To do – The listing below is to be output in its exact form.

Recorded data
• • • • • • •
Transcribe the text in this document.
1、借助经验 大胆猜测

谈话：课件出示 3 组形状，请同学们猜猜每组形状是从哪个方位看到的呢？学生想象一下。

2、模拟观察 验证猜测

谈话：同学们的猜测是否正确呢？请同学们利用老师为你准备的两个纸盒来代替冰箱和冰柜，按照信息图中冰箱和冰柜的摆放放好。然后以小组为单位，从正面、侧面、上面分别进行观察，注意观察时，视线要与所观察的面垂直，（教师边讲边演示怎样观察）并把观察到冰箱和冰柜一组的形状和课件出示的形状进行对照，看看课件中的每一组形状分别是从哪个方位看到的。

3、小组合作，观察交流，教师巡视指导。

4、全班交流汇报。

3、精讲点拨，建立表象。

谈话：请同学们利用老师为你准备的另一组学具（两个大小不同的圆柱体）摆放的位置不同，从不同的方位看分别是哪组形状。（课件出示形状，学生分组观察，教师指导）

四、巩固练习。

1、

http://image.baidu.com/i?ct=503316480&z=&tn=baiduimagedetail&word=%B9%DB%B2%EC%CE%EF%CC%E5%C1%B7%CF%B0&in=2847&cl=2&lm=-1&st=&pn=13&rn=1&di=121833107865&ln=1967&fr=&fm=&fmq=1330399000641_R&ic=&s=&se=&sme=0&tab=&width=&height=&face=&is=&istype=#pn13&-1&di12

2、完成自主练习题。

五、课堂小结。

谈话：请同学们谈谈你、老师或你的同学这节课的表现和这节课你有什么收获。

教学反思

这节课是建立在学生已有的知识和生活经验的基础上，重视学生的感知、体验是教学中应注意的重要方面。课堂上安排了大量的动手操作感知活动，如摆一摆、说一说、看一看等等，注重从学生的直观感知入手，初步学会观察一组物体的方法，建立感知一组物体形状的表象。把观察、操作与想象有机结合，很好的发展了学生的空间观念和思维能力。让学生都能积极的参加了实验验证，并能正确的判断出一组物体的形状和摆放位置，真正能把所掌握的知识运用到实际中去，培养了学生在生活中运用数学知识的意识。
• • • • • • •
Output of the exercise –
Transcribe the text in this document.
1、借助经验 大胆猜测

谈话：课件出示 3 组形状，请同学们猜猜每组形状是从哪个方位看到的呢？学生想象一下。

2、模拟观察 验证猜测

谈话：同学们的猜测是否正确呢？请同学们利用老师为你准备的两个纸盒来代替冰箱和冰柜，按照信息图中冰箱和冰柜的摆放放好。然后以小组为单位，从正面、侧面、上面分别进行观察，注意观察时，视线要与所观察的面垂直，（教师边讲边演示怎样观察）并把观察到冰箱和冰柜一组的形状和课件出示的形状进行对照，看看课件中的每一组形状分别是从哪个方位看到的。

3、小组合作，观察交流，教师巡视指导。

4、全班交流汇报。

3、精讲点拨，建立表象。

谈话：请同学们利用老师为你准备的另一组学具（两个大小不同的圆柱体）摆放的位置不同，从不同的方位看分别是哪组形状。（课件出示形状，学生分组观察，教师指导）

四、巩固练习。

1、

http://image.baidu.com/i?ct=503316480&z=&tn=baiduimagedetail&word=%B9%DB%B2%EC%CE%EF%CC%E5%C1%B7%CF%B0&in=2847&cl=2&lm=-1&st=&pn=13&rn=1&di=121833107865&ln=1967&fr=&fm=&fmq=1330399000641_R&ic=&s=&se=&sme=0&tab=&width=&height=&face=&is=&istype=#pn13&-1&di12

2、完成自主练习题。

五、课堂小结。

谈话：请同学们谈谈你、老师或你的同学这节课的表现和这节课你有什么收获。

教学反思

这节课是建立在学生已有的知识和生活经验的基础上，重视学生的感知、体验是教学中应注意的重要方面。课堂上安排了大量的动手操作感知活动，如摆一摆、说一说、看一看等等，注重从学生的直观感知入手，初步学会观察一组物体的方法，建立感知一组物体形状的表象。把观察、操作与想象有机结合，很好的发展了学生的空间观念和思维能力。让学生都能积极的参加了实验验证，并能正确的判断出一组物体的形状和摆放位置，真正能把所掌握的知识运用到实际中去，培养了学生在生活中运用数学知识的意识。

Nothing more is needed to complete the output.